From the listing that follows, output everything exactly except the pictures.

[Stored records]

====================

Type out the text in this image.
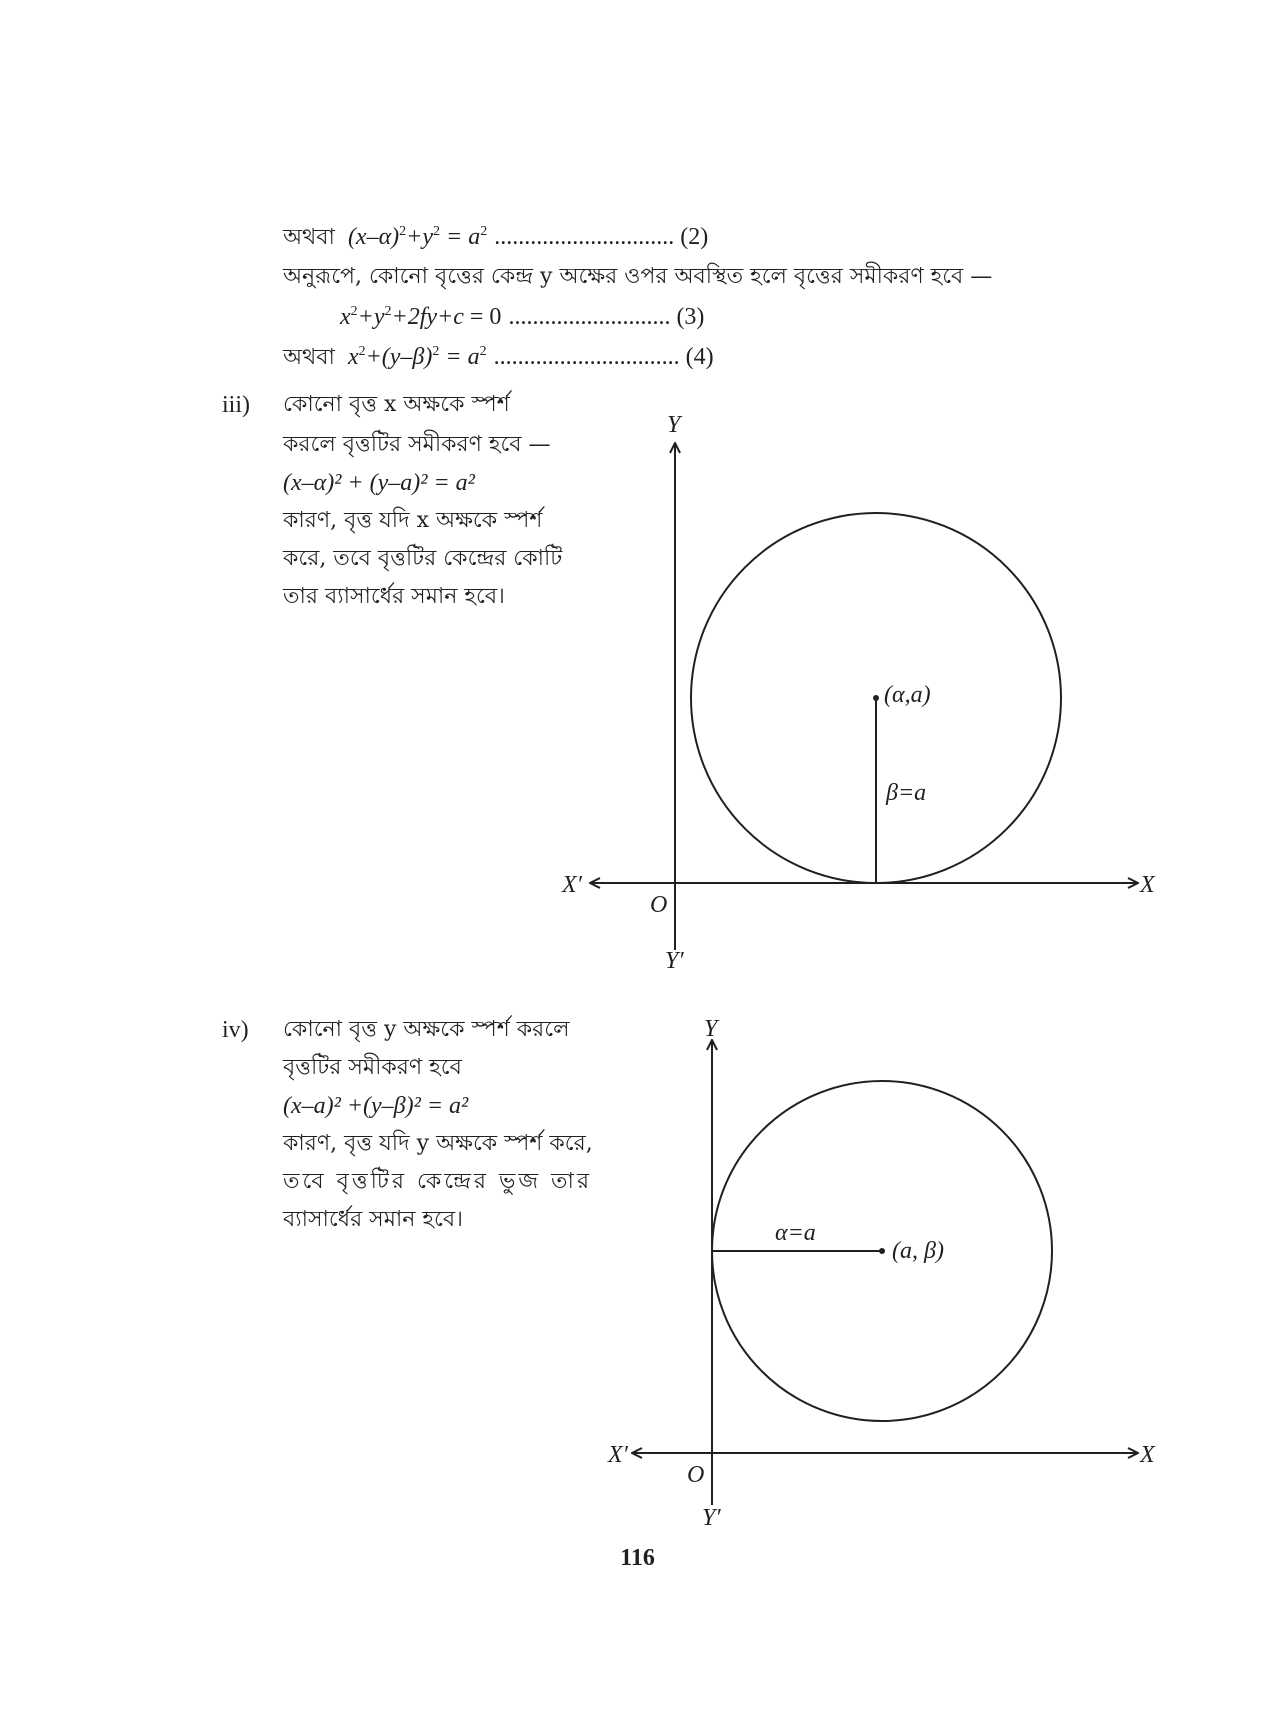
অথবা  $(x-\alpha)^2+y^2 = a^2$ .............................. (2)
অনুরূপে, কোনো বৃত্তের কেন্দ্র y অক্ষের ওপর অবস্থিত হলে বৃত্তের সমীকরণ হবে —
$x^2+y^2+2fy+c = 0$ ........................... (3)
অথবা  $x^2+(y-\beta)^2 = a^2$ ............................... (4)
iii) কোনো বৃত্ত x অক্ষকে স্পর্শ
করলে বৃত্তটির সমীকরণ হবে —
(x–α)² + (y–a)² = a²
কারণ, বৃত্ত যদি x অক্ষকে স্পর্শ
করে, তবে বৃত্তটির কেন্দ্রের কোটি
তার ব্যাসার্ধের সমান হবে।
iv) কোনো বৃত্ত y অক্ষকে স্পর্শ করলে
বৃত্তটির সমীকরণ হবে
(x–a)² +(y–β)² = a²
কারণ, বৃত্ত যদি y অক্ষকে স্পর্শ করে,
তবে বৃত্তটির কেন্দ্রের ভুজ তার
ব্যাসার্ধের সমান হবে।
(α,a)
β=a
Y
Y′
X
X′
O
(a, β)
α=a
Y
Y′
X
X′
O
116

====================

EXERCISE RESULT:
Type out the text in this image.
অথবা  $(x-\alpha)^2+y^2 = a^2$ .............................. (2)
অনুরূপে, কোনো বৃত্তের কেন্দ্র y অক্ষের ওপর অবস্থিত হলে বৃত্তের সমীকরণ হবে —
$x^2+y^2+2fy+c = 0$ ........................... (3)
অথবা  $x^2+(y-\beta)^2 = a^2$ ............................... (4)
iii) কোনো বৃত্ত x অক্ষকে স্পর্শ
করলে বৃত্তটির সমীকরণ হবে —
(x–α)² + (y–a)² = a²
কারণ, বৃত্ত যদি x অক্ষকে স্পর্শ
করে, তবে বৃত্তটির কেন্দ্রের কোটি
তার ব্যাসার্ধের সমান হবে।
iv) কোনো বৃত্ত y অক্ষকে স্পর্শ করলে
বৃত্তটির সমীকরণ হবে
(x–a)² +(y–β)² = a²
কারণ, বৃত্ত যদি y অক্ষকে স্পর্শ করে,
তবে বৃত্তটির কেন্দ্রের ভুজ তার
ব্যাসার্ধের সমান হবে।
(α,a)
β=a
Y
Y′
X
X′
O
(a, β)
α=a
Y
Y′
X
X′
O
116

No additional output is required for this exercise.